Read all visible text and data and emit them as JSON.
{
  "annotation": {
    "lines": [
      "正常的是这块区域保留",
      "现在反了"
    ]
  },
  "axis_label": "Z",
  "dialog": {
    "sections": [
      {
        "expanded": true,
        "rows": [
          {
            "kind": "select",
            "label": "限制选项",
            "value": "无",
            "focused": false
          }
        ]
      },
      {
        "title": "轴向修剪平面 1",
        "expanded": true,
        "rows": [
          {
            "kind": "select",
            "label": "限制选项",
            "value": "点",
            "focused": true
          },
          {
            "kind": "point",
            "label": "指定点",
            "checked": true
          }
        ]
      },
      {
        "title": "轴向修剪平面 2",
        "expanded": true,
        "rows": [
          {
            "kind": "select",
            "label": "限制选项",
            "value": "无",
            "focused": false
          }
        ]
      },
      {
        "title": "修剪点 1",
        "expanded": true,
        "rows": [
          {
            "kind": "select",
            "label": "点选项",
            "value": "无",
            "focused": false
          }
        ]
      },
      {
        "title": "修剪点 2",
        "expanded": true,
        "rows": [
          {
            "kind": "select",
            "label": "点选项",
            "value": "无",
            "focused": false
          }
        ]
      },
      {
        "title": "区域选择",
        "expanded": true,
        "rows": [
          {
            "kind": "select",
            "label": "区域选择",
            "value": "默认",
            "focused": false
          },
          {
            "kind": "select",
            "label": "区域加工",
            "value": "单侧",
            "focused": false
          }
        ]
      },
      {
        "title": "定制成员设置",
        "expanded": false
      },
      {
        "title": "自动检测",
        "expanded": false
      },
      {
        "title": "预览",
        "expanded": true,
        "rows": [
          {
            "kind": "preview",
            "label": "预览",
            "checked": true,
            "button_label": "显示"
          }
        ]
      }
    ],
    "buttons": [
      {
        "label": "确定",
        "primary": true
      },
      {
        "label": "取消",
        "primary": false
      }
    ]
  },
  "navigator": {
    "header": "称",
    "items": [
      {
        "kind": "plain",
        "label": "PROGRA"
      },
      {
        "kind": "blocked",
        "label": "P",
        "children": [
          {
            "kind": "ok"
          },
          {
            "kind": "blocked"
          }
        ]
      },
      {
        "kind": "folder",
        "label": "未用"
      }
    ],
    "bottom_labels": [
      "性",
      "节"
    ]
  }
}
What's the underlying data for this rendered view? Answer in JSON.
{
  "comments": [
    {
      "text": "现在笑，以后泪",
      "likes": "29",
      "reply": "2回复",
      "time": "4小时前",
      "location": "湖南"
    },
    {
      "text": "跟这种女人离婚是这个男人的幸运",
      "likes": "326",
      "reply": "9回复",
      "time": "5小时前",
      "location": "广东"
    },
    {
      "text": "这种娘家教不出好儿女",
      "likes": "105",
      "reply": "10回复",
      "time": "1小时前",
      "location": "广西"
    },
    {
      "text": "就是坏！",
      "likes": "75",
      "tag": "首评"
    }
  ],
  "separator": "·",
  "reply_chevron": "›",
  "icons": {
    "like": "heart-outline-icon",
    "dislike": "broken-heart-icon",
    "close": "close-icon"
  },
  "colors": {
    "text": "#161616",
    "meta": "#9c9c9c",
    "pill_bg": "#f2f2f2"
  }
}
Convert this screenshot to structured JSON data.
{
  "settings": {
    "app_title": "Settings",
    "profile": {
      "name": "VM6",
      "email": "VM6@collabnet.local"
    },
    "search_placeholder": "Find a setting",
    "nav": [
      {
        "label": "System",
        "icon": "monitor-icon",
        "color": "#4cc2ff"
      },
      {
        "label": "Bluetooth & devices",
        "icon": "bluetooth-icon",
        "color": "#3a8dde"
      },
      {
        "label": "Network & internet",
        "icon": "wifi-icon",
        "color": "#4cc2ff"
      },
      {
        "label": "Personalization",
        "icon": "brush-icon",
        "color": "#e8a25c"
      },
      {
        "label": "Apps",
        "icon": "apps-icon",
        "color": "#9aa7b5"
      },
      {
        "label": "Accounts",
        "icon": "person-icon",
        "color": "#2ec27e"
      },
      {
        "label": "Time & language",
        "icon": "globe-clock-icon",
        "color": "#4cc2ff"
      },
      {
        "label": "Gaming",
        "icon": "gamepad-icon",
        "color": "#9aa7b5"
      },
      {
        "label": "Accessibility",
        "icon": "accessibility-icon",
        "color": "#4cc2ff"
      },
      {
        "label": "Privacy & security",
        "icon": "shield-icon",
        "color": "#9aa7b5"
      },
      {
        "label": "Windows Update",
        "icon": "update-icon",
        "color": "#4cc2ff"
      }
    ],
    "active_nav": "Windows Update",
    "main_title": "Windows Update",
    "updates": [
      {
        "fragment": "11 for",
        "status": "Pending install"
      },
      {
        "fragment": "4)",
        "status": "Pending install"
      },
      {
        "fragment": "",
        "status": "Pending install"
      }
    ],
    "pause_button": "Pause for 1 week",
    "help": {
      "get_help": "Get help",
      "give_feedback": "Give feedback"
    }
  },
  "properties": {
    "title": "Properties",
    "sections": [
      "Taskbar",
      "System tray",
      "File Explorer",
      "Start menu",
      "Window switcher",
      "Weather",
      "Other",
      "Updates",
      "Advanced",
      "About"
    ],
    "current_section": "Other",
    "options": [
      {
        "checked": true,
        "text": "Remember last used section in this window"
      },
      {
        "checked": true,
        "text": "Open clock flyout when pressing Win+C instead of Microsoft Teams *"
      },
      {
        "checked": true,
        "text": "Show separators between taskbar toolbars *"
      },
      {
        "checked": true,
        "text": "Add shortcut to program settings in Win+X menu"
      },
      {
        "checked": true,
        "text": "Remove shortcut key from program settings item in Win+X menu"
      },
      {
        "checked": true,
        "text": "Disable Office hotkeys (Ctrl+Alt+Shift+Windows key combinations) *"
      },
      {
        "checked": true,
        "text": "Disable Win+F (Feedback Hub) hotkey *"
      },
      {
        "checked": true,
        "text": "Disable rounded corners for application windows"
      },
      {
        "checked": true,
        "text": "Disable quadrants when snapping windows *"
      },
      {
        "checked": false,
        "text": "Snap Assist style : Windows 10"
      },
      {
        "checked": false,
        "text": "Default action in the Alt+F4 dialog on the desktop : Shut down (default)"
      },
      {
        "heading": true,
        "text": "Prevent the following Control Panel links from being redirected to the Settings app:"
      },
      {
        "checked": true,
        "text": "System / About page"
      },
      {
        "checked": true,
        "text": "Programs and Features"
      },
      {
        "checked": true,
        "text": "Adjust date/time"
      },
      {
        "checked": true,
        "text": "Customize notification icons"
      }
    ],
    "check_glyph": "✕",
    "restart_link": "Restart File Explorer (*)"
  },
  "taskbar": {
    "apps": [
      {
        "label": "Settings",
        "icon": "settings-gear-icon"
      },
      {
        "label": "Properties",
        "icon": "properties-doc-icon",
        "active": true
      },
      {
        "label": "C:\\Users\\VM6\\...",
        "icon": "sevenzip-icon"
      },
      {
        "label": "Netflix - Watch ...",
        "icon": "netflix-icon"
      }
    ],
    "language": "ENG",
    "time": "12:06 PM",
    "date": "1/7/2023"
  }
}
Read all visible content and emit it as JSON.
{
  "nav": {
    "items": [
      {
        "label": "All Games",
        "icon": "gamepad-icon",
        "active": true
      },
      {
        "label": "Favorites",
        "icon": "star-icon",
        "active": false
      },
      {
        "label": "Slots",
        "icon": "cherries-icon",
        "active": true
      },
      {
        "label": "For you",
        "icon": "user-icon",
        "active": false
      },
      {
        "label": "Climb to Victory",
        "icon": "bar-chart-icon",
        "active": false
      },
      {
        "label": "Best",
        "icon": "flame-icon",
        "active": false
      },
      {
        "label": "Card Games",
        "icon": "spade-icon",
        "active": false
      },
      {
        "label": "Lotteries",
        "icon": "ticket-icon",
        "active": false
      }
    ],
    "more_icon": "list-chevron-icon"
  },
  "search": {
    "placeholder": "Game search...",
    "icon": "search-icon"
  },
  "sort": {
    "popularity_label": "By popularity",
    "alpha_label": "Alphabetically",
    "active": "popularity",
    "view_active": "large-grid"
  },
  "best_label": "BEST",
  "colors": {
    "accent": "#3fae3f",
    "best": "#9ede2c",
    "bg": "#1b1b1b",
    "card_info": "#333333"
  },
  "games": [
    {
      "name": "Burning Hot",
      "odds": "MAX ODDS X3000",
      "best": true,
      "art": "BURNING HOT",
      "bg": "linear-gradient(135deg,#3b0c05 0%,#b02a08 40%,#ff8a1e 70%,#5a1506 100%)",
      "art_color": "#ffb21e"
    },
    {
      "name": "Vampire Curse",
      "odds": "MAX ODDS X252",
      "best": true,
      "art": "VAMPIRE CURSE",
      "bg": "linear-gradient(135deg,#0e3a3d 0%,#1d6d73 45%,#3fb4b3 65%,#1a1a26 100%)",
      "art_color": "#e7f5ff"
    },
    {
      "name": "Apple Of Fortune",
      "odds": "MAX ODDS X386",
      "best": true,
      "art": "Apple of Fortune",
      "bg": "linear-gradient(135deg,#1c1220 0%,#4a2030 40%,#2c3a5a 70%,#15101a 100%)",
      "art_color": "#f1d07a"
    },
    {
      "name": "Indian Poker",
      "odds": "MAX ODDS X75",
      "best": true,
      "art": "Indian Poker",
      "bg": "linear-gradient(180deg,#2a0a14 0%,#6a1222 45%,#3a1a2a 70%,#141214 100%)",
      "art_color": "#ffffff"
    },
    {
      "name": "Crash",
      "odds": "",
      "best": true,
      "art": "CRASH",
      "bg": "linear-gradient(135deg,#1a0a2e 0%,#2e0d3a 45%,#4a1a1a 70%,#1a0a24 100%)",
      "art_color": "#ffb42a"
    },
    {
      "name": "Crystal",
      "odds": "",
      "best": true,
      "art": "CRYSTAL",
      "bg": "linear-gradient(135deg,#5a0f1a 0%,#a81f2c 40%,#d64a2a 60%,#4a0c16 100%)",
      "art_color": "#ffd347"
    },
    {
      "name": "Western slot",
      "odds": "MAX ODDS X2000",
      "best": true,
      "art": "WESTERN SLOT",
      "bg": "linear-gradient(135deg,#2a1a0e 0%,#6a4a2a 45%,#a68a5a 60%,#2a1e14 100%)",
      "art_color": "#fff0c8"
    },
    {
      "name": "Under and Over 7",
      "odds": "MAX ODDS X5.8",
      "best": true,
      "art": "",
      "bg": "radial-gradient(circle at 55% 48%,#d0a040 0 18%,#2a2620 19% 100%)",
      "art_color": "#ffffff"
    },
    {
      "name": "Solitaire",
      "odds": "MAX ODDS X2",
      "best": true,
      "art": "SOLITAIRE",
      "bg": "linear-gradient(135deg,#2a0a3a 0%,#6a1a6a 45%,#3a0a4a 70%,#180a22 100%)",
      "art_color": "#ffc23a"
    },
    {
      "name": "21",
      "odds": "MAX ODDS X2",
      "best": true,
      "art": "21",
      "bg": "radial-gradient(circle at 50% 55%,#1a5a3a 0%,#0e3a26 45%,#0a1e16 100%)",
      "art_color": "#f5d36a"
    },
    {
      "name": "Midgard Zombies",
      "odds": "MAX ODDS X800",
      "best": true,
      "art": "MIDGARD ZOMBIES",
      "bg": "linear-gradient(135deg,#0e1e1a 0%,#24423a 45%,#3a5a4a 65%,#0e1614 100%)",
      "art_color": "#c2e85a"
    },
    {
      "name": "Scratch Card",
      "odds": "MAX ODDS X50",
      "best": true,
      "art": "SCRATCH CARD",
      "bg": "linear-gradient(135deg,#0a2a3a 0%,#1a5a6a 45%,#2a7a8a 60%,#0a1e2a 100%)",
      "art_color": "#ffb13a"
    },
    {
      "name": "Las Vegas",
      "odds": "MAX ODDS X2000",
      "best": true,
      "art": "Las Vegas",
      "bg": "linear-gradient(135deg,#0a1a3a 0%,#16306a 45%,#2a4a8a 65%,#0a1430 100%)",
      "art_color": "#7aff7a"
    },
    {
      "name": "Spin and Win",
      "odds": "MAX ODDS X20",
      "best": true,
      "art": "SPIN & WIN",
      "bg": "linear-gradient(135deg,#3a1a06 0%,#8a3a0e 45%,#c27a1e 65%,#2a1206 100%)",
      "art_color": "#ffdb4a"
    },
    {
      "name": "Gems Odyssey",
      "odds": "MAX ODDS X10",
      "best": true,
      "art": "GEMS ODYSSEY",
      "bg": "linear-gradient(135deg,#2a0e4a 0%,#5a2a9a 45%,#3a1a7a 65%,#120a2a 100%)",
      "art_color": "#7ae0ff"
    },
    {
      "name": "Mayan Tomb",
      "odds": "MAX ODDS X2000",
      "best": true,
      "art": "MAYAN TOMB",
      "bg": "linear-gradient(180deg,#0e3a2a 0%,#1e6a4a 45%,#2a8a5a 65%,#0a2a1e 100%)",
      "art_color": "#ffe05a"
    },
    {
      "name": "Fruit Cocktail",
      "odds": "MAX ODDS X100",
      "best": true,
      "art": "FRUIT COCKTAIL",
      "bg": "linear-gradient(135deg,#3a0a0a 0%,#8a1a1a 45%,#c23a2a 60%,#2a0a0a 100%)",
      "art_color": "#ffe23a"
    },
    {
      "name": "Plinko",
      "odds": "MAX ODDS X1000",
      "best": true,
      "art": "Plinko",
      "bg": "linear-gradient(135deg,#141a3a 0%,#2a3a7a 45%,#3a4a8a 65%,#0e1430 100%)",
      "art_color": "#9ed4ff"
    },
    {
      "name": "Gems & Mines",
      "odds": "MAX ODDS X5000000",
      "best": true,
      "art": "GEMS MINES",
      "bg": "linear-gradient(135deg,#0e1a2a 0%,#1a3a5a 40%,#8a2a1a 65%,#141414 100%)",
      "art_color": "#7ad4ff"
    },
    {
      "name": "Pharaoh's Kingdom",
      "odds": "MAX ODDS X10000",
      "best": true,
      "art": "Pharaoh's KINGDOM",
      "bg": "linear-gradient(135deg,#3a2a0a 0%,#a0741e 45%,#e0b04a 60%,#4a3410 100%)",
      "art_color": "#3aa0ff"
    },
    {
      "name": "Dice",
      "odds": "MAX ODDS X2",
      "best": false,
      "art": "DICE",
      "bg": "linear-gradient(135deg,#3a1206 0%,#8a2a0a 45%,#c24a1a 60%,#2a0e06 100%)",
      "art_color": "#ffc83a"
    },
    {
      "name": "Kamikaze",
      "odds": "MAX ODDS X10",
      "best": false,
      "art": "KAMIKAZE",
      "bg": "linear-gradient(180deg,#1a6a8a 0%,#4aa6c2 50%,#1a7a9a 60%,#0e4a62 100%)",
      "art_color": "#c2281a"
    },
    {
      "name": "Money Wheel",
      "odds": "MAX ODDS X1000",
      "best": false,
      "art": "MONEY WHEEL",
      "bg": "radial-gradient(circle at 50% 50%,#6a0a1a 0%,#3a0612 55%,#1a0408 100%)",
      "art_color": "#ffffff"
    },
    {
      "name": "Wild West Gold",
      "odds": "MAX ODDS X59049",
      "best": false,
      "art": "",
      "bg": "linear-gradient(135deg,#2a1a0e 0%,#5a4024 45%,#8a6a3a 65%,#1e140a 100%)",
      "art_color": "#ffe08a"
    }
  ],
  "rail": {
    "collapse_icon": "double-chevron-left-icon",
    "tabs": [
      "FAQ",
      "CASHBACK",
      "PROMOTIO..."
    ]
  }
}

*Stated task*:
Copy out all lines from the material above that contain the string "when".

*Solution to this exercise*:
        "text": "Open clock flyout when pressing Win+C instead of Microsoft Teams *"
        "text": "Disable quadrants when snapping windows *"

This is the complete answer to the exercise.